Given exercise: Tally all lines containing the word "logo". Give the number alone.

Dataset records
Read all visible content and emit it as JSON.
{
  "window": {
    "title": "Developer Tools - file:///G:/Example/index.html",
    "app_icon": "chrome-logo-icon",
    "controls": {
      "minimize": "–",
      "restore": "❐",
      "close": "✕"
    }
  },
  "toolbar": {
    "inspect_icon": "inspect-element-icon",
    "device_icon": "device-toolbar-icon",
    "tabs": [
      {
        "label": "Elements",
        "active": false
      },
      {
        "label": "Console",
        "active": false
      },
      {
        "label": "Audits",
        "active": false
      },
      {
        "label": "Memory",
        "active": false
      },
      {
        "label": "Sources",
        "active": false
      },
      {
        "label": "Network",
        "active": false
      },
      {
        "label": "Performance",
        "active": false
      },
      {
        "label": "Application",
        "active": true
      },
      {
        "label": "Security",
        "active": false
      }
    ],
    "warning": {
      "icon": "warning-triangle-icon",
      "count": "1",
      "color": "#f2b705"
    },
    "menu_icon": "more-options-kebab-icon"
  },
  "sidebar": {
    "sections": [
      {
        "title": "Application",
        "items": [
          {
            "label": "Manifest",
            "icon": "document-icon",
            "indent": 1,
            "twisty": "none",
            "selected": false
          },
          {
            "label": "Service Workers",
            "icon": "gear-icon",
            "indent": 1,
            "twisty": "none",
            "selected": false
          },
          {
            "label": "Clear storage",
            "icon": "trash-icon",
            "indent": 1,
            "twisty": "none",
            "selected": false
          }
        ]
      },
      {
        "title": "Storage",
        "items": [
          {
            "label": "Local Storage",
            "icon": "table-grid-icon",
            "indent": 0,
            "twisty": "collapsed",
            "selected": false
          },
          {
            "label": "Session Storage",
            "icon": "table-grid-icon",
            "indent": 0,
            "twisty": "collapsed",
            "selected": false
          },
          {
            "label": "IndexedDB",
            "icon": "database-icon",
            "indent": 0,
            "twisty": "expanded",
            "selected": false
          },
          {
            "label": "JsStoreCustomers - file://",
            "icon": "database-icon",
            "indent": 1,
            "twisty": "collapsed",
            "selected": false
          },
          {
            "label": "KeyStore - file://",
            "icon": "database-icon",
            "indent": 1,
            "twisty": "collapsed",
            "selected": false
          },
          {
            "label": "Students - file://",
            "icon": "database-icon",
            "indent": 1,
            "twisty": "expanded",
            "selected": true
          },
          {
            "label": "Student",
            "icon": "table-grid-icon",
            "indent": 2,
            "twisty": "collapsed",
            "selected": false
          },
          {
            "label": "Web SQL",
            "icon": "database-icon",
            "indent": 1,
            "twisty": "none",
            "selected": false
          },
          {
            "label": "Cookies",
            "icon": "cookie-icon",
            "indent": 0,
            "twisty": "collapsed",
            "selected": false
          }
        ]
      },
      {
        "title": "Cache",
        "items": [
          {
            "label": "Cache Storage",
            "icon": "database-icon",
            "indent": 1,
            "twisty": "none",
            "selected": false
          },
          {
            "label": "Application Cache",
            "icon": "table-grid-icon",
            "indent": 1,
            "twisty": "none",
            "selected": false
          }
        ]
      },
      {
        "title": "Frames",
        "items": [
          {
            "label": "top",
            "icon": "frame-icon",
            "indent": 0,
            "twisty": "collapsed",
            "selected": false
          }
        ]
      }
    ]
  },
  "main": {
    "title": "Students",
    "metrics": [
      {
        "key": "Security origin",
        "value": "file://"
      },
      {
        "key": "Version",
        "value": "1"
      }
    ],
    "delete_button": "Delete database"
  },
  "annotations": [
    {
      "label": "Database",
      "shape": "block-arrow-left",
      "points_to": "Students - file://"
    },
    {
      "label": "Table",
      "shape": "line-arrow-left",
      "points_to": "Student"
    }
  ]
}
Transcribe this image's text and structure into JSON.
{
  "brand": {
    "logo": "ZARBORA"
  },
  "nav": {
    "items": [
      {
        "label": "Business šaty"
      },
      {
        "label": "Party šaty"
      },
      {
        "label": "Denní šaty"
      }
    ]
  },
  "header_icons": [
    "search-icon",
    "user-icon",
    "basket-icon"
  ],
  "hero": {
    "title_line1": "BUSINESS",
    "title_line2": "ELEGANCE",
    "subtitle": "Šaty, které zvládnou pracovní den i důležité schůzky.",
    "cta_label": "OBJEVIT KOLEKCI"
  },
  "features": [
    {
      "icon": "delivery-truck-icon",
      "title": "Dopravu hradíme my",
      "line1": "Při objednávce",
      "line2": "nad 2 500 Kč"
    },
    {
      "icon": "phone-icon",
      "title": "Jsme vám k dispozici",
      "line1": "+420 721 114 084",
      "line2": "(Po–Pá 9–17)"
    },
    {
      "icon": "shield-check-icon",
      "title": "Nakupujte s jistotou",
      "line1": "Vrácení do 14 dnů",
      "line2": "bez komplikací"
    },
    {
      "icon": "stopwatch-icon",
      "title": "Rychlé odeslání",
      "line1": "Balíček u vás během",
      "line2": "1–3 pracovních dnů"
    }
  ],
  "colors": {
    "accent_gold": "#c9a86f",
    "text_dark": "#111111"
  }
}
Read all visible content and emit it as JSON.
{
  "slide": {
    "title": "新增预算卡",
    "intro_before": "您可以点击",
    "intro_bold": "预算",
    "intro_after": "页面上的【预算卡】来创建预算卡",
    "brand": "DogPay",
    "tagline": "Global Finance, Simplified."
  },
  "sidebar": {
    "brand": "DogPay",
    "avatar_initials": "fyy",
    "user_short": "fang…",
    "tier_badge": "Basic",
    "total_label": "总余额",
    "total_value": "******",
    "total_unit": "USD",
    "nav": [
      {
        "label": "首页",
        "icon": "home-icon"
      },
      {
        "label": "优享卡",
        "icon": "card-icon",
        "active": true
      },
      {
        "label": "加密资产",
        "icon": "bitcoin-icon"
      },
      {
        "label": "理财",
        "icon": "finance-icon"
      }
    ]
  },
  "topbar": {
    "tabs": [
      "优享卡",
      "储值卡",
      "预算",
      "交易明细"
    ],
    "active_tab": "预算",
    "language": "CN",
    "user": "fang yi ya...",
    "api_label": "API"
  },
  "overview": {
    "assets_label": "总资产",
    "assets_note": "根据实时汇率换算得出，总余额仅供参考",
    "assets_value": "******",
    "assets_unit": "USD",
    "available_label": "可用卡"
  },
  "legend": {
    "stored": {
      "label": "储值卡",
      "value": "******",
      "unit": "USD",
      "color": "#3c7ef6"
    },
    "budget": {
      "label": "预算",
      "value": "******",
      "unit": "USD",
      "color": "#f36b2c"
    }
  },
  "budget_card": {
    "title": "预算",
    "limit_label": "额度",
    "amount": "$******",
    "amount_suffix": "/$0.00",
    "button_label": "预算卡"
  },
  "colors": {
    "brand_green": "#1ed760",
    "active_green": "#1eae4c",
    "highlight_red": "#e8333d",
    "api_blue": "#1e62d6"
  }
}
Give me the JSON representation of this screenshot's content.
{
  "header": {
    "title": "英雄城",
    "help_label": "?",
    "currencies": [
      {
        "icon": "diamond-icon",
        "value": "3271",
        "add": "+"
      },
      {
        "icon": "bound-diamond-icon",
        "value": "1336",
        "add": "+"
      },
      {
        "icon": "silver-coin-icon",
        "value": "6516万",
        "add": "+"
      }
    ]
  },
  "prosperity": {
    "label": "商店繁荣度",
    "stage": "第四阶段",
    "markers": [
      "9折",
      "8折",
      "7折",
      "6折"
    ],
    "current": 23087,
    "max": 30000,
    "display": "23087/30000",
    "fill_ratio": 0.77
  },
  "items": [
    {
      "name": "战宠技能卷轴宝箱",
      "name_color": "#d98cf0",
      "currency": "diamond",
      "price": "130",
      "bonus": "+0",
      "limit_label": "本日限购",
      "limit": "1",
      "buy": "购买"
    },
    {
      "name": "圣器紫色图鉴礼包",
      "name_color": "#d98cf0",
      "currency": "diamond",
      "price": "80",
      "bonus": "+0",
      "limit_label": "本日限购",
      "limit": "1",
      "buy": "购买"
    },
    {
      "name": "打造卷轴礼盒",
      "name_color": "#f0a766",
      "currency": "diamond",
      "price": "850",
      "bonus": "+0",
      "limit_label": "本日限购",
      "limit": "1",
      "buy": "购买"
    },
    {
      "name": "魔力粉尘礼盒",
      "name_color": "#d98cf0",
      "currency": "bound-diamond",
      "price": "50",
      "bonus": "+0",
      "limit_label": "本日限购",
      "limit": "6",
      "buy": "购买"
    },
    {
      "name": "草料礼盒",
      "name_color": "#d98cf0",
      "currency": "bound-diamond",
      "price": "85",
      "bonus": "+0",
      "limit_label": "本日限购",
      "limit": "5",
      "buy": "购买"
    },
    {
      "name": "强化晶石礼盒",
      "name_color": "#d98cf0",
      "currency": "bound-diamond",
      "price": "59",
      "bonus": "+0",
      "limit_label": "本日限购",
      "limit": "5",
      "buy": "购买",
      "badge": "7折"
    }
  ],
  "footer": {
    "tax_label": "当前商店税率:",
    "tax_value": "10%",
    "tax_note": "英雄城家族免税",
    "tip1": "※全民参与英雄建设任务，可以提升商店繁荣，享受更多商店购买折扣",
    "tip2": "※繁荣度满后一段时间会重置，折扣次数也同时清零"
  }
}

Correct output: 2